- THE TASK
Reproduce the entries below in full, word for word.

- EXTRACTED DATA
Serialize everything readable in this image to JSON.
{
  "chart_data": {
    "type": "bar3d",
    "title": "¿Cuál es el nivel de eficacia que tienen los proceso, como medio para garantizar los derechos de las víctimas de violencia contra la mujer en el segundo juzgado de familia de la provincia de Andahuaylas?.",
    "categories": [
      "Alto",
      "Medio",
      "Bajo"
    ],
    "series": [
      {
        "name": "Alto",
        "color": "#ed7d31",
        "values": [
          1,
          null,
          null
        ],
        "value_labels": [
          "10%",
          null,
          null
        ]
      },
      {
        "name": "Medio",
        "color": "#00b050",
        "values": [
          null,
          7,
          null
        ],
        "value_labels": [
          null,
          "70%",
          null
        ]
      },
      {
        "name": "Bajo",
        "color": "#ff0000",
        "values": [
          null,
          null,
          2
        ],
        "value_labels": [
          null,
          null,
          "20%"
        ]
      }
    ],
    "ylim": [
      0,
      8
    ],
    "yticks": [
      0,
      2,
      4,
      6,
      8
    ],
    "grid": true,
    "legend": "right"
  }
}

- COMPLETE RESPONSE
Serialize everything readable in this image to JSON.
{
  "chart_data": {
    "type": "bar3d",
    "title": "¿Cuál es el nivel de eficacia que tienen los proceso, como medio para garantizar los derechos de las víctimas de violencia contra la mujer en el segundo juzgado de familia de la provincia de Andahuaylas?.",
    "categories": [
      "Alto",
      "Medio",
      "Bajo"
    ],
    "series": [
      {
        "name": "Alto",
        "color": "#ed7d31",
        "values": [
          1,
          null,
          null
        ],
        "value_labels": [
          "10%",
          null,
          null
        ]
      },
      {
        "name": "Medio",
        "color": "#00b050",
        "values": [
          null,
          7,
          null
        ],
        "value_labels": [
          null,
          "70%",
          null
        ]
      },
      {
        "name": "Bajo",
        "color": "#ff0000",
        "values": [
          null,
          null,
          2
        ],
        "value_labels": [
          null,
          null,
          "20%"
        ]
      }
    ],
    "ylim": [
      0,
      8
    ],
    "yticks": [
      0,
      2,
      4,
      6,
      8
    ],
    "grid": true,
    "legend": "right"
  }
}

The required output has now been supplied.